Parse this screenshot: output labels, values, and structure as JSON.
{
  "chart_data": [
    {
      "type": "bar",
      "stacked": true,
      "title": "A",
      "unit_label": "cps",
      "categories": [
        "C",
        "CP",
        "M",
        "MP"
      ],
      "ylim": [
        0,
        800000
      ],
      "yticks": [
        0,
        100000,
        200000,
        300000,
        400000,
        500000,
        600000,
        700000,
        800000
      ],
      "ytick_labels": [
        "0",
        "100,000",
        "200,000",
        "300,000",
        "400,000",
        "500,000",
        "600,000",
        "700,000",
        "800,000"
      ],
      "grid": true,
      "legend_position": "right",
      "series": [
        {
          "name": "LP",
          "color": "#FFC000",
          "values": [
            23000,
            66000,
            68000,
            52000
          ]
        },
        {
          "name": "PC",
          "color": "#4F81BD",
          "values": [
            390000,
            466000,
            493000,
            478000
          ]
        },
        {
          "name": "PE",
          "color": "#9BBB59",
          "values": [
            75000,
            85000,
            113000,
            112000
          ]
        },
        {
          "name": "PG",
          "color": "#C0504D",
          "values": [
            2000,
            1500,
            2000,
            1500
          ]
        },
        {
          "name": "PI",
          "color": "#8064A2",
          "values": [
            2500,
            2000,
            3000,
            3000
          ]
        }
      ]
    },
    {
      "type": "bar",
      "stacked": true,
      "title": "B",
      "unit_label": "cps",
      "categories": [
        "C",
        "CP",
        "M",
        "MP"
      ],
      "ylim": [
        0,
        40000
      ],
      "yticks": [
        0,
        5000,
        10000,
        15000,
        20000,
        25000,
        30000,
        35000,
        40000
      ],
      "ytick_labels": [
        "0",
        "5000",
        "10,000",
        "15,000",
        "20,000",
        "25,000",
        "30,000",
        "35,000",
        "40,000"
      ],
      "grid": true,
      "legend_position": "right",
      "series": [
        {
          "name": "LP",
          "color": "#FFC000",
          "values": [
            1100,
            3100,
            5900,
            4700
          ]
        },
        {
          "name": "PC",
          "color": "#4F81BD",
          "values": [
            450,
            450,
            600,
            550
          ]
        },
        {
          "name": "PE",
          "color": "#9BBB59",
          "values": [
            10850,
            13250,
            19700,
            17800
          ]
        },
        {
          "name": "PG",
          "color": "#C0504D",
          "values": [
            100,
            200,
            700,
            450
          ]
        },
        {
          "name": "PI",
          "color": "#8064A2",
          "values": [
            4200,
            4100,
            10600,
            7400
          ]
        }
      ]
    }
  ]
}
::::::::::
> _CHALLENGE_: All of the entries must be quoted exactly; please include each one.

> _ANSWER TO THE EXERCISE_:
Parse this screenshot: output labels, values, and structure as JSON.
{
  "chart_data": [
    {
      "type": "bar",
      "stacked": true,
      "title": "A",
      "unit_label": "cps",
      "categories": [
        "C",
        "CP",
        "M",
        "MP"
      ],
      "ylim": [
        0,
        800000
      ],
      "yticks": [
        0,
        100000,
        200000,
        300000,
        400000,
        500000,
        600000,
        700000,
        800000
      ],
      "ytick_labels": [
        "0",
        "100,000",
        "200,000",
        "300,000",
        "400,000",
        "500,000",
        "600,000",
        "700,000",
        "800,000"
      ],
      "grid": true,
      "legend_position": "right",
      "series": [
        {
          "name": "LP",
          "color": "#FFC000",
          "values": [
            23000,
            66000,
            68000,
            52000
          ]
        },
        {
          "name": "PC",
          "color": "#4F81BD",
          "values": [
            390000,
            466000,
            493000,
            478000
          ]
        },
        {
          "name": "PE",
          "color": "#9BBB59",
          "values": [
            75000,
            85000,
            113000,
            112000
          ]
        },
        {
          "name": "PG",
          "color": "#C0504D",
          "values": [
            2000,
            1500,
            2000,
            1500
          ]
        },
        {
          "name": "PI",
          "color": "#8064A2",
          "values": [
            2500,
            2000,
            3000,
            3000
          ]
        }
      ]
    },
    {
      "type": "bar",
      "stacked": true,
      "title": "B",
      "unit_label": "cps",
      "categories": [
        "C",
        "CP",
        "M",
        "MP"
      ],
      "ylim": [
        0,
        40000
      ],
      "yticks": [
        0,
        5000,
        10000,
        15000,
        20000,
        25000,
        30000,
        35000,
        40000
      ],
      "ytick_labels": [
        "0",
        "5000",
        "10,000",
        "15,000",
        "20,000",
        "25,000",
        "30,000",
        "35,000",
        "40,000"
      ],
      "grid": true,
      "legend_position": "right",
      "series": [
        {
          "name": "LP",
          "color": "#FFC000",
          "values": [
            1100,
            3100,
            5900,
            4700
          ]
        },
        {
          "name": "PC",
          "color": "#4F81BD",
          "values": [
            450,
            450,
            600,
            550
          ]
        },
        {
          "name": "PE",
          "color": "#9BBB59",
          "values": [
            10850,
            13250,
            19700,
            17800
          ]
        },
        {
          "name": "PG",
          "color": "#C0504D",
          "values": [
            100,
            200,
            700,
            450
          ]
        },
        {
          "name": "PI",
          "color": "#8064A2",
          "values": [
            4200,
            4100,
            10600,
            7400
          ]
        }
      ]
    }
  ]
}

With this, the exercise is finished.